> [Records to use]:
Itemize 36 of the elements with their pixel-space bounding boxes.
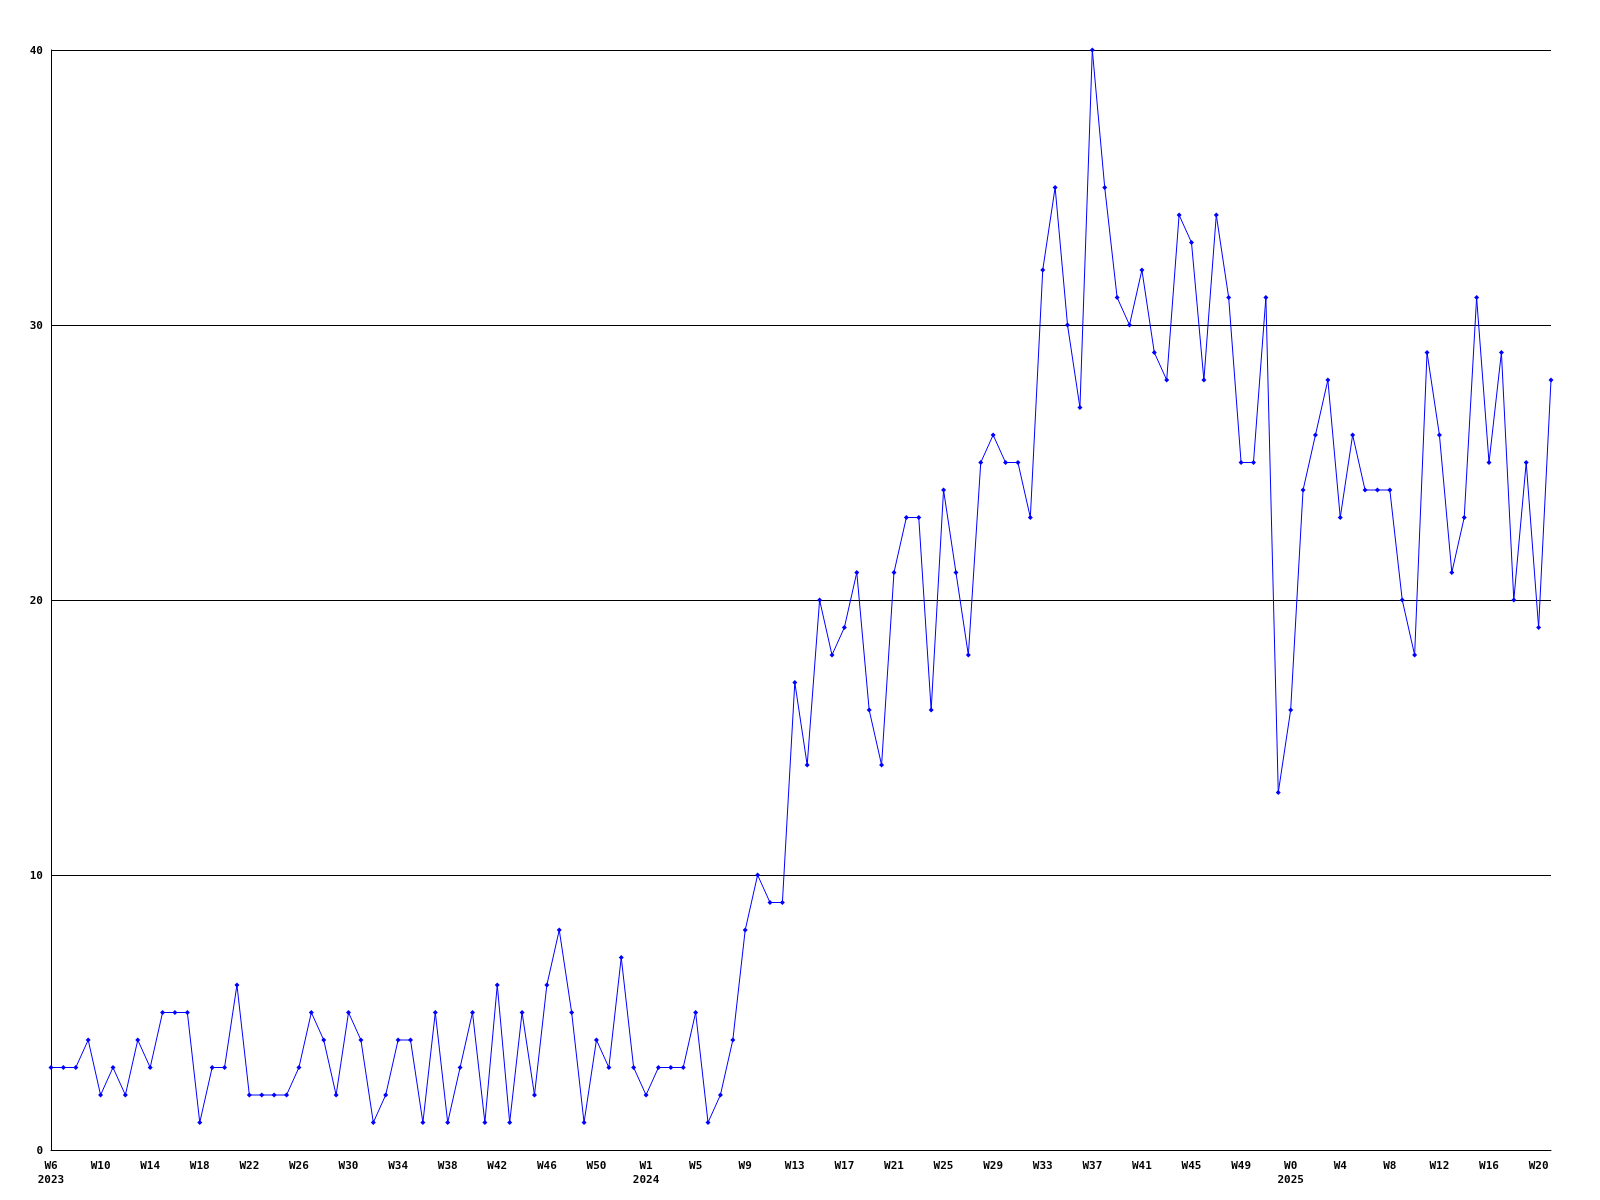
x-tick-label: W41 (1131, 1158, 1153, 1172)
y-tick-label: 0 (36, 1143, 43, 1157)
x-tick-label: W12 (1429, 1158, 1450, 1172)
x-tick-label: W9 (738, 1158, 752, 1172)
y-tick-label: 30 (29, 318, 43, 332)
x-tick-label: W50 (586, 1158, 607, 1172)
x-tick-label: W1 2024 (632, 1158, 660, 1186)
x-tick-label: W21 (884, 1158, 905, 1172)
x-tick-label: W10 (90, 1158, 111, 1172)
x-tick-label: W17 (834, 1158, 855, 1172)
x-tick-label: W20 (1528, 1158, 1549, 1172)
x-tick-label: W45 (1181, 1158, 1202, 1172)
x-tick-label: W22 (239, 1158, 260, 1172)
x-tick-label: W6 2023 (37, 1158, 65, 1186)
x-tick-label: W26 (289, 1158, 310, 1172)
x-tick-label: W18 (189, 1158, 210, 1172)
y-tick-label: 20 (29, 593, 43, 607)
x-tick-label: W25 (933, 1158, 954, 1172)
x-tick-label: W13 (784, 1158, 805, 1172)
x-tick-label: W49 (1231, 1158, 1252, 1172)
y-tick-label: 40 (29, 43, 43, 57)
x-tick-label: W33 (1032, 1158, 1053, 1172)
x-tick-label: W46 (536, 1158, 558, 1172)
x-tick-label: W4 (1333, 1158, 1348, 1172)
x-tick-label: W42 (487, 1158, 508, 1172)
x-tick-label: W5 (689, 1158, 703, 1172)
x-tick-label: W16 (1479, 1158, 1500, 1172)
x-tick-label: W0 2025 (1277, 1158, 1304, 1186)
x-tick-label: W8 (1383, 1158, 1397, 1172)
x-tick-label: W29 (983, 1158, 1004, 1172)
x-tick-label: W14 (140, 1158, 161, 1172)
x-tick-label: W37 (1082, 1158, 1103, 1172)
x-tick-label: W34 (388, 1158, 409, 1172)
x-tick-label: W30 (338, 1158, 359, 1172)
x-tick-label: W38 (437, 1158, 458, 1172)
y-tick-label: 10 (29, 868, 43, 882)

> [Aim of the exercise]:
Extract every line of the material above word for word, leaving out the picture.

> [Exercise output]:
Itemize 36 of the elements with their pixel-space bounding boxes.
x-tick-label: W41 (1131, 1158, 1153, 1172)
y-tick-label: 0 (36, 1143, 43, 1157)
x-tick-label: W12 (1429, 1158, 1450, 1172)
x-tick-label: W9 (738, 1158, 752, 1172)
y-tick-label: 30 (29, 318, 43, 332)
x-tick-label: W50 (586, 1158, 607, 1172)
x-tick-label: W1 2024 (632, 1158, 660, 1186)
x-tick-label: W21 (884, 1158, 905, 1172)
x-tick-label: W10 (90, 1158, 111, 1172)
x-tick-label: W17 (834, 1158, 855, 1172)
x-tick-label: W20 (1528, 1158, 1549, 1172)
x-tick-label: W45 (1181, 1158, 1202, 1172)
x-tick-label: W22 (239, 1158, 260, 1172)
x-tick-label: W6 2023 (37, 1158, 65, 1186)
x-tick-label: W26 (289, 1158, 310, 1172)
x-tick-label: W18 (189, 1158, 210, 1172)
y-tick-label: 20 (29, 593, 43, 607)
x-tick-label: W25 (933, 1158, 954, 1172)
x-tick-label: W13 (784, 1158, 805, 1172)
x-tick-label: W49 (1231, 1158, 1252, 1172)
y-tick-label: 40 (29, 43, 43, 57)
x-tick-label: W33 (1032, 1158, 1053, 1172)
x-tick-label: W46 (536, 1158, 558, 1172)
x-tick-label: W4 (1333, 1158, 1348, 1172)
x-tick-label: W42 (487, 1158, 508, 1172)
x-tick-label: W5 (689, 1158, 703, 1172)
x-tick-label: W16 (1479, 1158, 1500, 1172)
x-tick-label: W0 2025 (1277, 1158, 1304, 1186)
x-tick-label: W8 (1383, 1158, 1397, 1172)
x-tick-label: W29 (983, 1158, 1004, 1172)
x-tick-label: W14 (140, 1158, 161, 1172)
x-tick-label: W37 (1082, 1158, 1103, 1172)
x-tick-label: W34 (388, 1158, 409, 1172)
x-tick-label: W30 (338, 1158, 359, 1172)
x-tick-label: W38 (437, 1158, 458, 1172)
y-tick-label: 10 (29, 868, 43, 882)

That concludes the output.